-- start of SUPPLIED MATERIAL --
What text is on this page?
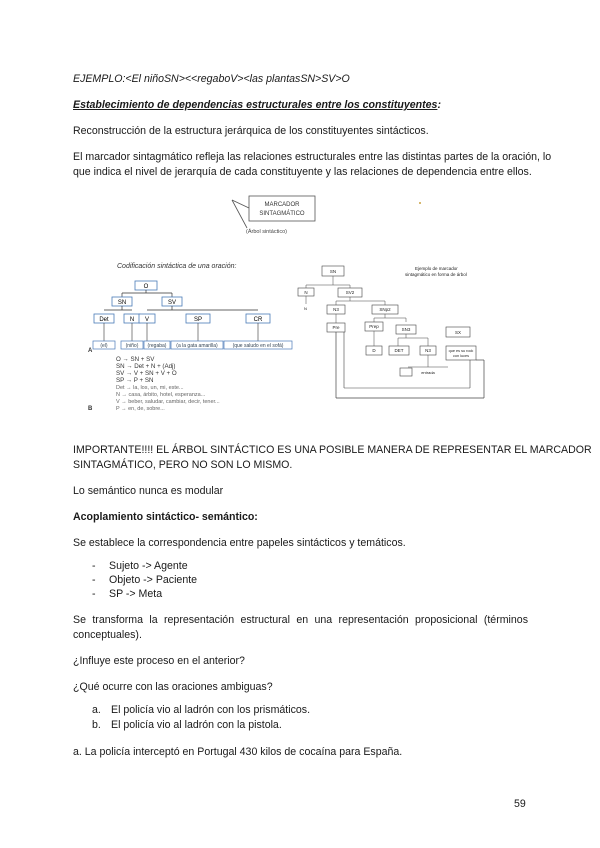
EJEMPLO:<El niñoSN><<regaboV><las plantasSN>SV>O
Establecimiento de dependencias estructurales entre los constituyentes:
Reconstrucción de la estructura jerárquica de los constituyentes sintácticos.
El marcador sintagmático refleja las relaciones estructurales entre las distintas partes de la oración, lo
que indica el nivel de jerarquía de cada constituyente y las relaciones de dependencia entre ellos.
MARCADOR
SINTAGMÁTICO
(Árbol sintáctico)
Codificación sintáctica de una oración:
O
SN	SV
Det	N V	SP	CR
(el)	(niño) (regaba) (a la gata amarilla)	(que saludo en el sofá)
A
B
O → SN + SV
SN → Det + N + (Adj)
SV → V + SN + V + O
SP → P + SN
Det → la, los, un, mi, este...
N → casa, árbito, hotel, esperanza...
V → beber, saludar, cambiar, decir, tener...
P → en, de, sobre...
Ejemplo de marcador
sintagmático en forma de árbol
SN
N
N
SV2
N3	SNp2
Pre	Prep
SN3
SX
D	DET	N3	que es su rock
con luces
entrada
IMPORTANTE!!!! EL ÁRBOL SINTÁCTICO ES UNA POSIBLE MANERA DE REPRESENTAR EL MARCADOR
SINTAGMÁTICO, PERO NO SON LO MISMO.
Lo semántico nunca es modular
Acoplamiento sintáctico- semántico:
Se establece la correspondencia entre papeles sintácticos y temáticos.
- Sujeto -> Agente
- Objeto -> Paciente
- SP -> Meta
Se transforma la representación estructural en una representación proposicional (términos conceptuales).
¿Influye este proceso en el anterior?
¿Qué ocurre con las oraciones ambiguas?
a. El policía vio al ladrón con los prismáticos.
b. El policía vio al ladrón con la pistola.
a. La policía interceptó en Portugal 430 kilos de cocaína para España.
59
-- end of SUPPLIED MATERIAL --
• **SHORT PROBLEM**: Filter the listing above for the string "entre" and copy every matching line.

• **RESPONSE**:
Establecimiento de dependencias estructurales entre los constituyentes:
El marcador sintagmático refleja las relaciones estructurales entre las distintas partes de la oración, lo
que indica el nivel de jerarquía de cada constituyente y las relaciones de dependencia entre ellos.
Se establece la correspondencia entre papeles sintácticos y temáticos.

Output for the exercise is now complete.